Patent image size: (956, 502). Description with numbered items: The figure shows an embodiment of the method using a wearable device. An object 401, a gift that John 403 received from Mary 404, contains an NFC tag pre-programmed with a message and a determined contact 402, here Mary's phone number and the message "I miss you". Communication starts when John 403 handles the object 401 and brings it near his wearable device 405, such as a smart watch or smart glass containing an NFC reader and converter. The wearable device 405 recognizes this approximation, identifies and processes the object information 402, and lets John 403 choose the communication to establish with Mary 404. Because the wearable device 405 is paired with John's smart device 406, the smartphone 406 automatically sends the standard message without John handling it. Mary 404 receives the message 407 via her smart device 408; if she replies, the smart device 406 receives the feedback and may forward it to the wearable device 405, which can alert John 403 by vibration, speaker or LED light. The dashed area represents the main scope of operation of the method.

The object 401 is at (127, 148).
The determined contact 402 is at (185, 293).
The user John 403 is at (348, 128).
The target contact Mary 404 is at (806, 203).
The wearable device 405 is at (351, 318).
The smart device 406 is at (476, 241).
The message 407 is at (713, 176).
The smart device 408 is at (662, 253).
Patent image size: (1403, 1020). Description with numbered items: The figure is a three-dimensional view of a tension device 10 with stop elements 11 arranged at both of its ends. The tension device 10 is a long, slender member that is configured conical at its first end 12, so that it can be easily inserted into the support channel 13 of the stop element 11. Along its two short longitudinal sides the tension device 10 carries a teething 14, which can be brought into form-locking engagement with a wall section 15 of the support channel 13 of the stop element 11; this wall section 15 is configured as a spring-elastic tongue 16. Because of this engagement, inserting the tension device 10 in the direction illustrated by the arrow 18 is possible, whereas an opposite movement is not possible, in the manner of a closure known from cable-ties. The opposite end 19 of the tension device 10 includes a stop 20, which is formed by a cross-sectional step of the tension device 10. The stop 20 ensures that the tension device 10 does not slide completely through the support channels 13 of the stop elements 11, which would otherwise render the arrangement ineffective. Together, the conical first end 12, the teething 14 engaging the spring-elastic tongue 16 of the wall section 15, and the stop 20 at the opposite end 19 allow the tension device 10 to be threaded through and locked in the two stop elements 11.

--------------------

Short task
Could you print the whole listing above again, word for word and line for line?

Reply
Patent image size: (956, 502). Description with numbered items: The figure shows an embodiment of the method using a wearable device. An object 401, a gift that John 403 received from Mary 404, contains an NFC tag pre-programmed with a message and a determined contact 402, here Mary's phone number and the message "I miss you". Communication starts when John 403 handles the object 401 and brings it near his wearable device 405, such as a smart watch or smart glass containing an NFC reader and converter. The wearable device 405 recognizes this approximation, identifies and processes the object information 402, and lets John 403 choose the communication to establish with Mary 404. Because the wearable device 405 is paired with John's smart device 406, the smartphone 406 automatically sends the standard message without John handling it. Mary 404 receives the message 407 via her smart device 408; if she replies, the smart device 406 receives the feedback and may forward it to the wearable device 405, which can alert John 403 by vibration, speaker or LED light. The dashed area represents the main scope of operation of the method.

The object 401 is at (127, 148).
The determined contact 402 is at (185, 293).
The user John 403 is at (348, 128).
The target contact Mary 404 is at (806, 203).
The wearable device 405 is at (351, 318).
The smart device 406 is at (476, 241).
The message 407 is at (713, 176).
The smart device 408 is at (662, 253).
Patent image size: (1403, 1020). Description with numbered items: The figure is a three-dimensional view of a tension device 10 with stop elements 11 arranged at both of its ends. The tension device 10 is a long, slender member that is configured conical at its first end 12, so that it can be easily inserted into the support channel 13 of the stop element 11. Along its two short longitudinal sides the tension device 10 carries a teething 14, which can be brought into form-locking engagement with a wall section 15 of the support channel 13 of the stop element 11; this wall section 15 is configured as a spring-elastic tongue 16. Because of this engagement, inserting the tension device 10 in the direction illustrated by the arrow 18 is possible, whereas an opposite movement is not possible, in the manner of a closure known from cable-ties. The opposite end 19 of the tension device 10 includes a stop 20, which is formed by a cross-sectional step of the tension device 10. The stop 20 ensures that the tension device 10 does not slide completely through the support channels 13 of the stop elements 11, which would otherwise render the arrangement ineffective. Together, the conical first end 12, the teething 14 engaging the spring-elastic tongue 16 of the wall section 15, and the stop 20 at the opposite end 19 allow the tension device 10 to be threaded through and locked in the two stop elements 11.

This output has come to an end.